## GIVEN REQUEST
Where does the string "PTKs" appear in the records? Copy every line that contains it.
* start EXTRACTED INFORMATION *
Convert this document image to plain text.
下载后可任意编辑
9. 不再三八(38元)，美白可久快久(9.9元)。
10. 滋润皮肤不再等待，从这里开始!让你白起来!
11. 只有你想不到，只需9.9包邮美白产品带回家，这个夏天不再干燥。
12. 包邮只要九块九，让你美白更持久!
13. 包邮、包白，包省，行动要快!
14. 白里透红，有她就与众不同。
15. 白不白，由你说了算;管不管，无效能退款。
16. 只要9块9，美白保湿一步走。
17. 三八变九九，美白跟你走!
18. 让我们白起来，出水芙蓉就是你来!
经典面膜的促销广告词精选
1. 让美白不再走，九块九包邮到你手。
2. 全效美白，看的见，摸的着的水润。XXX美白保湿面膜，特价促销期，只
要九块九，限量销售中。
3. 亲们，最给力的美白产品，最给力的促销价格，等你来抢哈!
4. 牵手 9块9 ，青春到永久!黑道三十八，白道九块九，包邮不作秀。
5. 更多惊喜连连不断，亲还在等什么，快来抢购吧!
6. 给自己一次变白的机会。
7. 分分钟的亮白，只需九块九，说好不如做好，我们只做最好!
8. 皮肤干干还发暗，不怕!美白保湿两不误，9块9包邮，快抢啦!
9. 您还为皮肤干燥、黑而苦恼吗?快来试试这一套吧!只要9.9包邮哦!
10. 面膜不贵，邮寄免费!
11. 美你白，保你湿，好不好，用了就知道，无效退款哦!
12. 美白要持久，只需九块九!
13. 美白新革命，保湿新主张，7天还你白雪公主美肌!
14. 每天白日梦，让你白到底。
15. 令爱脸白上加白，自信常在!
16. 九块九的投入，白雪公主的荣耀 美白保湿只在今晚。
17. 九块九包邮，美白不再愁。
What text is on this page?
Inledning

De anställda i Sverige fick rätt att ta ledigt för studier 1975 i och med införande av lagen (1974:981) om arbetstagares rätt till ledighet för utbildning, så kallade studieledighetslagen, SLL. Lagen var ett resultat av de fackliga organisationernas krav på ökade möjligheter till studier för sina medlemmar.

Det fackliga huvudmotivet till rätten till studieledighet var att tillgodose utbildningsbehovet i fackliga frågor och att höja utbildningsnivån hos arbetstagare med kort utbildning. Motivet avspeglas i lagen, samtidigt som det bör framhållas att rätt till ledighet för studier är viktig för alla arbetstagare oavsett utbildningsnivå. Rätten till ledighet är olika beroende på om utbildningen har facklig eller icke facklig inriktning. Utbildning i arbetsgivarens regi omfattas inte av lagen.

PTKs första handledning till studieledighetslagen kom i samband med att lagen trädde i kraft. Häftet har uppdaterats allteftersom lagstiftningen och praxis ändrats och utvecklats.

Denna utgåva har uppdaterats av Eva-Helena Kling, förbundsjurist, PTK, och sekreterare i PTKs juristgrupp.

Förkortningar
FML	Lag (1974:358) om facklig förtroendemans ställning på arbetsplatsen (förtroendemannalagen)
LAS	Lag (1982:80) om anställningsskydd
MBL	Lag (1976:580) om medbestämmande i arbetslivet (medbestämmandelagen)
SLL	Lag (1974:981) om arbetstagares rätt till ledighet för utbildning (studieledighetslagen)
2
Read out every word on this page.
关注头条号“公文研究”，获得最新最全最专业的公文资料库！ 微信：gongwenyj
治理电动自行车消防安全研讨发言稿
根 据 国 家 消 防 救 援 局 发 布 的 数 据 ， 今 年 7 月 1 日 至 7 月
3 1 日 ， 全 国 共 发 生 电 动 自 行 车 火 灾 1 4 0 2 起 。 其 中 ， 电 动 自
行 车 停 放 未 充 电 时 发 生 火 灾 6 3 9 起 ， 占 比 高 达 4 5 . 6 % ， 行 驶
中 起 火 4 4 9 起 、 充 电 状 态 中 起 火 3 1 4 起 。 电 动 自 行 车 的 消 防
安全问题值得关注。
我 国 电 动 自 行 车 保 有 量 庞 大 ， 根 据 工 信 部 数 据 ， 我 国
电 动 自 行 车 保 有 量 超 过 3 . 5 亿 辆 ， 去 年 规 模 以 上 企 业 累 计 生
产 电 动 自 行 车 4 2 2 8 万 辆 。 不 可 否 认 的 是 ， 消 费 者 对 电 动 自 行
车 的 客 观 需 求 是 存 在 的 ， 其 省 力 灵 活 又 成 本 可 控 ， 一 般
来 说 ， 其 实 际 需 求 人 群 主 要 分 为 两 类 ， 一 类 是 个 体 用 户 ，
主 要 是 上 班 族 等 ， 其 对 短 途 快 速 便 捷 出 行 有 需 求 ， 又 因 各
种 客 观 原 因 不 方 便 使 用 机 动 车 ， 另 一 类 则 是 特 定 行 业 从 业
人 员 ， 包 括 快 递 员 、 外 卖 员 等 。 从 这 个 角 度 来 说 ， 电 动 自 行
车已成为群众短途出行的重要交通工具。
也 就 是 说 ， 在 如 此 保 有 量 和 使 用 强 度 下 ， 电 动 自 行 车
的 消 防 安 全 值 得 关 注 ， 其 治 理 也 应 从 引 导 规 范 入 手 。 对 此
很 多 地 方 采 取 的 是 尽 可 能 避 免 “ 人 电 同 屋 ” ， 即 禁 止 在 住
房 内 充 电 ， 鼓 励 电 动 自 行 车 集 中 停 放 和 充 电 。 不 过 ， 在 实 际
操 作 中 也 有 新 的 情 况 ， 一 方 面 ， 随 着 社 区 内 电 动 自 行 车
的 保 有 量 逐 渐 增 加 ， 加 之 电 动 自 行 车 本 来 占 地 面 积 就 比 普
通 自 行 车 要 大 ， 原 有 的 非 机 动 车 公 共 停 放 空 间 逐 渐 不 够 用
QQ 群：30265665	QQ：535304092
* end EXTRACTED INFORMATION *
## TASK ANSWER
PTKs första handledning till studieledighetslagen kom i samband med att lagen trädde i kraft. Häftet har uppdaterats allteftersom lagstiftningen och praxis ändrats och utvecklats.
Denna utgåva har uppdaterats av Eva-Helena Kling, förbundsjurist, PTK, och sekreterare i PTKs juristgrupp.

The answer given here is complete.